Stored entries:
━━━

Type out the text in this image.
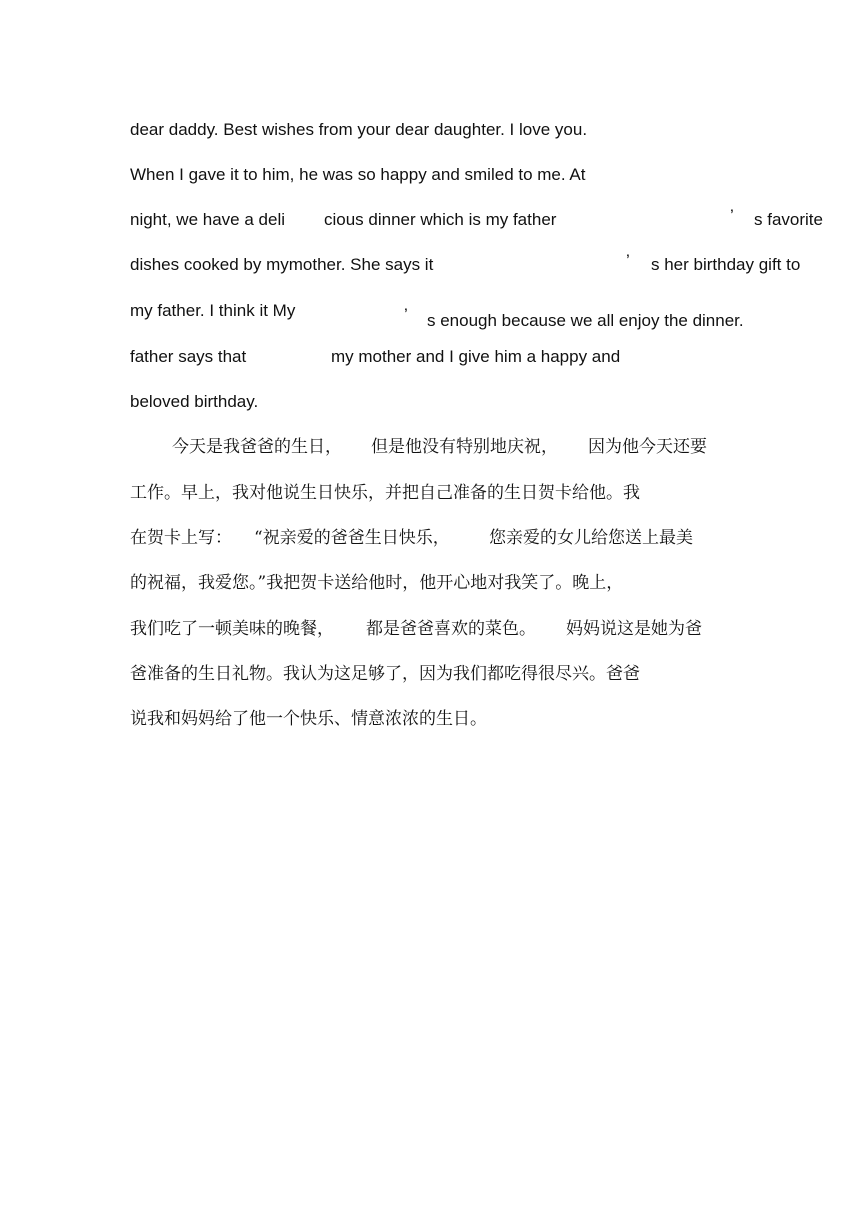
dear daddy. Best wishes from your dear daughter. I love you.
When I gave it to him, he was so happy and smiled to me. At
night, we have a deli cious dinner which is my father	’ s favorite
dishes cooked by mymother. She says it	’ s her birthday gift to
my father. I think it My	’ s enough because we all enjoy the dinner.
father says that	my mother and I give him a happy and
beloved birthday.
今天是我爸爸的生日， 但是他没有特别地庆祝， 因为他今天还要
工作。早上，我对他说生日快乐，并把自己准备的生日贺卡给他。我
在贺卡上写： “祝亲爱的爸爸生日快乐， 您亲爱的女儿给您送上最美
的祝福，我爱您。”我把贺卡送给他时，他开心地对我笑了。晚上，
我们吃了一顿美味的晚餐， 都是爸爸喜欢的菜色。 妈妈说这是她为爸
爸准备的生日礼物。我认为这足够了，因为我们都吃得很尽兴。爸爸
说我和妈妈给了他一个快乐、情意浓浓的生日。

━━━

Task to carry out: Omit the pictures and reproduce the listing exactly.

Full solution:
Type out the text in this image.
dear daddy. Best wishes from your dear daughter. I love you.
When I gave it to him, he was so happy and smiled to me. At
night, we have a deli cious dinner which is my father	’ s favorite
dishes cooked by mymother. She says it	’ s her birthday gift to
my father. I think it My	’ s enough because we all enjoy the dinner.
father says that	my mother and I give him a happy and
beloved birthday.
今天是我爸爸的生日， 但是他没有特别地庆祝， 因为他今天还要
工作。早上，我对他说生日快乐，并把自己准备的生日贺卡给他。我
在贺卡上写： “祝亲爱的爸爸生日快乐， 您亲爱的女儿给您送上最美
的祝福，我爱您。”我把贺卡送给他时，他开心地对我笑了。晚上，
我们吃了一顿美味的晚餐， 都是爸爸喜欢的菜色。 妈妈说这是她为爸
爸准备的生日礼物。我认为这足够了，因为我们都吃得很尽兴。爸爸
说我和妈妈给了他一个快乐、情意浓浓的生日。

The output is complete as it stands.